Do this
Gather all lines from the material that contain the word "name".

(Figure data in JSON)
- - -

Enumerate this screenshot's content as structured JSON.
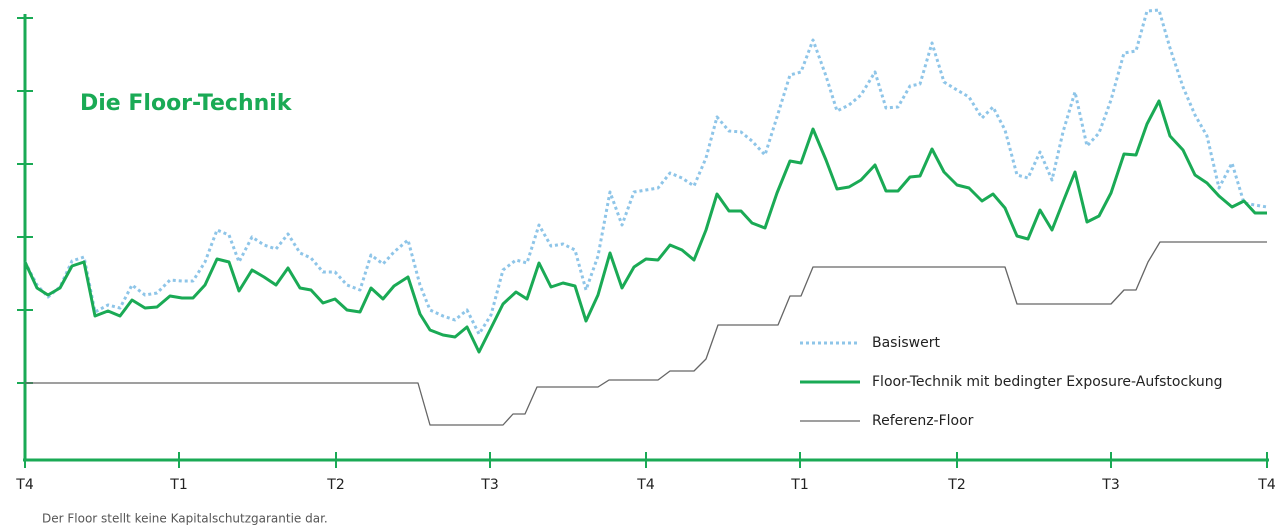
{
  "chart_data": {
    "type": "line",
    "title": "Die Floor-Technik",
    "footnote": "Der Floor stellt keine Kapitalschutzgarantie dar.",
    "xlim": [
      0,
      1242
    ],
    "xticks": [
      {
        "value": 0,
        "label": "T4"
      },
      {
        "value": 154,
        "label": "T1"
      },
      {
        "value": 311,
        "label": "T2"
      },
      {
        "value": 465,
        "label": "T3"
      },
      {
        "value": 621,
        "label": "T4"
      },
      {
        "value": 775,
        "label": "T1"
      },
      {
        "value": 932,
        "label": "T2"
      },
      {
        "value": 1086,
        "label": "T3"
      },
      {
        "value": 1242,
        "label": "T4"
      }
    ],
    "ylim": [
      0,
      450
    ],
    "yticks": [
      77,
      150,
      223,
      296,
      369,
      442
    ],
    "legend": "lower right",
    "axis_color": "#1aaa55",
    "x": [
      0,
      12,
      23,
      35,
      47,
      59,
      70,
      83,
      95,
      107,
      120,
      132,
      145,
      157,
      168,
      180,
      192,
      204,
      214,
      227,
      239,
      251,
      263,
      275,
      286,
      298,
      310,
      322,
      335,
      346,
      358,
      369,
      383,
      395,
      405,
      418,
      430,
      442,
      454,
      466,
      478,
      491,
      502,
      514,
      526,
      538,
      550,
      561,
      573,
      585,
      597,
      609,
      621,
      633,
      645,
      657,
      669,
      681,
      692,
      704,
      716,
      727,
      740,
      752,
      765,
      776,
      788,
      801,
      812,
      824,
      836,
      850,
      861,
      873,
      885,
      895,
      907,
      919,
      932,
      944,
      957,
      968,
      980,
      992,
      1003,
      1015,
      1027,
      1038,
      1050,
      1062,
      1074,
      1086,
      1099,
      1111,
      1122,
      1134,
      1145,
      1158,
      1170,
      1182,
      1194,
      1207,
      1219,
      1230,
      1242
    ],
    "series": [
      {
        "name": "Basiswert",
        "color": "#8ec5e8",
        "style": "dotted",
        "values": [
          198,
          175,
          163,
          173,
          199,
          203,
          148,
          155,
          152,
          175,
          165,
          167,
          180,
          179,
          179,
          198,
          230,
          225,
          198,
          223,
          215,
          211,
          226,
          207,
          202,
          188,
          188,
          175,
          170,
          205,
          196,
          208,
          220,
          175,
          150,
          144,
          140,
          150,
          126,
          145,
          190,
          200,
          197,
          235,
          214,
          216,
          210,
          170,
          204,
          268,
          235,
          268,
          270,
          272,
          287,
          282,
          274,
          302,
          343,
          329,
          328,
          319,
          305,
          343,
          385,
          388,
          420,
          384,
          349,
          355,
          365,
          388,
          352,
          353,
          374,
          376,
          417,
          378,
          370,
          363,
          342,
          353,
          330,
          285,
          282,
          308,
          280,
          328,
          368,
          314,
          327,
          360,
          407,
          409,
          449,
          450,
          412,
          373,
          345,
          324,
          272,
          297,
          257,
          255,
          253
        ]
      },
      {
        "name": "Floor-Technik mit bedingter Exposure-Aufstockung",
        "color": "#1aaa55",
        "style": "solid",
        "values": [
          198,
          172,
          165,
          172,
          194,
          198,
          144,
          149,
          144,
          160,
          152,
          153,
          164,
          162,
          162,
          175,
          201,
          198,
          169,
          190,
          183,
          175,
          192,
          172,
          170,
          157,
          161,
          150,
          148,
          172,
          161,
          174,
          183,
          146,
          130,
          125,
          123,
          133,
          108,
          132,
          156,
          168,
          161,
          197,
          173,
          177,
          174,
          139,
          165,
          207,
          172,
          193,
          201,
          200,
          215,
          210,
          200,
          230,
          266,
          249,
          249,
          237,
          232,
          267,
          299,
          297,
          331,
          300,
          271,
          273,
          280,
          295,
          269,
          269,
          283,
          284,
          311,
          288,
          275,
          272,
          259,
          266,
          252,
          224,
          221,
          250,
          230,
          258,
          288,
          238,
          244,
          267,
          306,
          305,
          336,
          359,
          324,
          310,
          285,
          277,
          264,
          253,
          259,
          247,
          247
        ]
      },
      {
        "name": "Referenz-Floor",
        "color": "#666666",
        "style": "thin",
        "x": [
          0,
          393,
          405,
          478,
          488,
          500,
          512,
          573,
          584,
          633,
          645,
          669,
          681,
          693,
          753,
          765,
          776,
          788,
          980,
          992,
          1086,
          1099,
          1111,
          1123,
          1135,
          1242
        ],
        "values": [
          77,
          77,
          35,
          35,
          46,
          46,
          73,
          73,
          80,
          80,
          89,
          89,
          101,
          135,
          135,
          164,
          164,
          193,
          193,
          156,
          156,
          170,
          170,
          198,
          218,
          218
        ]
      }
    ]
  }
}
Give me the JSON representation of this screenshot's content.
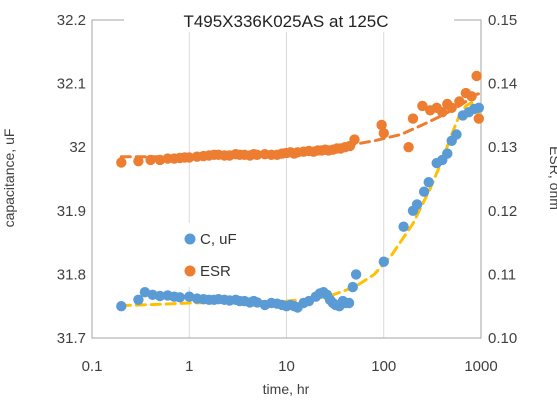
{
  "chart_data": {
    "type": "scatter",
    "title": "T495X336K025AS at 125C",
    "xlabel": "time, hr",
    "ylabel_left": "capacitance, uF",
    "ylabel_right": "ESR, ohm",
    "x_scale": "log",
    "xlim": [
      0.1,
      1000
    ],
    "ylim_left": [
      31.7,
      32.2
    ],
    "ylim_right": [
      0.1,
      0.15
    ],
    "x_ticks": [
      "0.1",
      "1",
      "10",
      "100",
      "1000"
    ],
    "y_left_ticks": [
      "31.7",
      "31.8",
      "31.9",
      "32",
      "32.1",
      "32.2"
    ],
    "y_right_ticks": [
      "0.10",
      "0.11",
      "0.12",
      "0.13",
      "0.14",
      "0.15"
    ],
    "grid": {
      "vertical": true,
      "horizontal": false
    },
    "legend_position": "center-left",
    "colors": {
      "C": "#5b9bd5",
      "ESR": "#ed7d31",
      "trend": "#ffc000",
      "grid": "#d9d9d9",
      "frame": "#a6a6a6"
    },
    "series": [
      {
        "name": "C, uF",
        "axis": "left",
        "points": [
          [
            0.2,
            31.75
          ],
          [
            0.3,
            31.76
          ],
          [
            0.35,
            31.772
          ],
          [
            0.42,
            31.768
          ],
          [
            0.5,
            31.766
          ],
          [
            0.6,
            31.767
          ],
          [
            0.7,
            31.765
          ],
          [
            0.8,
            31.764
          ],
          [
            1.0,
            31.765
          ],
          [
            1.2,
            31.762
          ],
          [
            1.4,
            31.761
          ],
          [
            1.6,
            31.76
          ],
          [
            1.8,
            31.76
          ],
          [
            2.0,
            31.761
          ],
          [
            2.3,
            31.76
          ],
          [
            2.6,
            31.759
          ],
          [
            3.0,
            31.76
          ],
          [
            3.3,
            31.758
          ],
          [
            3.7,
            31.758
          ],
          [
            4.2,
            31.756
          ],
          [
            4.6,
            31.758
          ],
          [
            5.0,
            31.756
          ],
          [
            6.0,
            31.752
          ],
          [
            7.0,
            31.755
          ],
          [
            8.0,
            31.754
          ],
          [
            9.0,
            31.752
          ],
          [
            10.0,
            31.75
          ],
          [
            11.0,
            31.752
          ],
          [
            12.0,
            31.75
          ],
          [
            13.0,
            31.748
          ],
          [
            15.0,
            31.755
          ],
          [
            17.0,
            31.758
          ],
          [
            20.0,
            31.765
          ],
          [
            22.0,
            31.77
          ],
          [
            24.0,
            31.772
          ],
          [
            26.0,
            31.768
          ],
          [
            28.0,
            31.76
          ],
          [
            30.0,
            31.755
          ],
          [
            32.0,
            31.752
          ],
          [
            35.0,
            31.75
          ],
          [
            38.0,
            31.758
          ],
          [
            41.0,
            31.755
          ],
          [
            44.0,
            31.755
          ],
          [
            48.0,
            31.78
          ],
          [
            52.0,
            31.8
          ],
          [
            100.0,
            31.82
          ],
          [
            160.0,
            31.875
          ],
          [
            200.0,
            31.9
          ],
          [
            220.0,
            31.91
          ],
          [
            260.0,
            31.93
          ],
          [
            290.0,
            31.945
          ],
          [
            350.0,
            31.975
          ],
          [
            400.0,
            31.98
          ],
          [
            450.0,
            31.99
          ],
          [
            500.0,
            32.01
          ],
          [
            560.0,
            32.02
          ],
          [
            650.0,
            32.05
          ],
          [
            750.0,
            32.055
          ],
          [
            850.0,
            32.06
          ],
          [
            950.0,
            32.062
          ]
        ]
      },
      {
        "name": "ESR",
        "axis": "right",
        "points": [
          [
            0.2,
            0.1276
          ],
          [
            0.3,
            0.1278
          ],
          [
            0.4,
            0.128
          ],
          [
            0.5,
            0.128
          ],
          [
            0.6,
            0.1282
          ],
          [
            0.7,
            0.1282
          ],
          [
            0.8,
            0.1283
          ],
          [
            0.9,
            0.1284
          ],
          [
            1.0,
            0.1284
          ],
          [
            1.2,
            0.1285
          ],
          [
            1.4,
            0.1286
          ],
          [
            1.6,
            0.1287
          ],
          [
            1.8,
            0.1288
          ],
          [
            2.0,
            0.1288
          ],
          [
            2.3,
            0.1287
          ],
          [
            2.6,
            0.1287
          ],
          [
            3.0,
            0.1289
          ],
          [
            3.3,
            0.1288
          ],
          [
            3.7,
            0.1288
          ],
          [
            4.2,
            0.1287
          ],
          [
            4.6,
            0.1289
          ],
          [
            5.0,
            0.1288
          ],
          [
            6.0,
            0.1289
          ],
          [
            7.0,
            0.1288
          ],
          [
            8.0,
            0.1288
          ],
          [
            9.0,
            0.129
          ],
          [
            10.0,
            0.1291
          ],
          [
            11.0,
            0.1292
          ],
          [
            12.0,
            0.129
          ],
          [
            13.0,
            0.1292
          ],
          [
            15.0,
            0.1293
          ],
          [
            17.0,
            0.1294
          ],
          [
            19.0,
            0.1293
          ],
          [
            21.0,
            0.1295
          ],
          [
            23.0,
            0.1295
          ],
          [
            25.0,
            0.1296
          ],
          [
            27.0,
            0.1295
          ],
          [
            30.0,
            0.1296
          ],
          [
            33.0,
            0.1298
          ],
          [
            36.0,
            0.1298
          ],
          [
            40.0,
            0.13
          ],
          [
            45.0,
            0.1302
          ],
          [
            50.0,
            0.1312
          ],
          [
            95.0,
            0.1335
          ],
          [
            100.0,
            0.1322
          ],
          [
            200.0,
            0.1345
          ],
          [
            250.0,
            0.1365
          ],
          [
            300.0,
            0.1358
          ],
          [
            350.0,
            0.1362
          ],
          [
            400.0,
            0.1355
          ],
          [
            450.0,
            0.1368
          ],
          [
            500.0,
            0.1362
          ],
          [
            600.0,
            0.1372
          ],
          [
            700.0,
            0.1385
          ],
          [
            800.0,
            0.138
          ],
          [
            900.0,
            0.1412
          ],
          [
            950.0,
            0.1345
          ],
          [
            180.0,
            0.13
          ]
        ]
      }
    ],
    "trendlines": [
      {
        "axis": "left",
        "style": "dashed",
        "points": [
          [
            0.2,
            31.751
          ],
          [
            0.5,
            31.753
          ],
          [
            1.0,
            31.755
          ],
          [
            2.0,
            31.756
          ],
          [
            5.0,
            31.757
          ],
          [
            10.0,
            31.758
          ],
          [
            20.0,
            31.762
          ],
          [
            30.0,
            31.768
          ],
          [
            50.0,
            31.78
          ],
          [
            80.0,
            31.8
          ],
          [
            120.0,
            31.83
          ],
          [
            200.0,
            31.88
          ],
          [
            300.0,
            31.935
          ],
          [
            400.0,
            31.98
          ],
          [
            500.0,
            32.02
          ],
          [
            600.0,
            32.05
          ],
          [
            700.0,
            32.065
          ],
          [
            800.0,
            32.07
          ],
          [
            900.0,
            32.06
          ],
          [
            1000.0,
            32.04
          ]
        ]
      },
      {
        "axis": "right",
        "style": "dashed",
        "points": [
          [
            0.2,
            0.1285
          ],
          [
            0.5,
            0.1285
          ],
          [
            1.0,
            0.1286
          ],
          [
            2.0,
            0.1287
          ],
          [
            5.0,
            0.1289
          ],
          [
            10.0,
            0.1292
          ],
          [
            20.0,
            0.1296
          ],
          [
            40.0,
            0.1302
          ],
          [
            80.0,
            0.131
          ],
          [
            150.0,
            0.132
          ],
          [
            250.0,
            0.1335
          ],
          [
            400.0,
            0.135
          ],
          [
            600.0,
            0.1365
          ],
          [
            800.0,
            0.1378
          ],
          [
            900.0,
            0.1383
          ],
          [
            1000.0,
            0.1385
          ]
        ]
      }
    ]
  }
}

- - -

Answer
        "name": "Basiswert",
        "name": "Floor-Technik mit bedingter Exposure-Aufstockung",
        "name": "Referenz-Floor",
        "name": "C, uF",
        "name": "ESR",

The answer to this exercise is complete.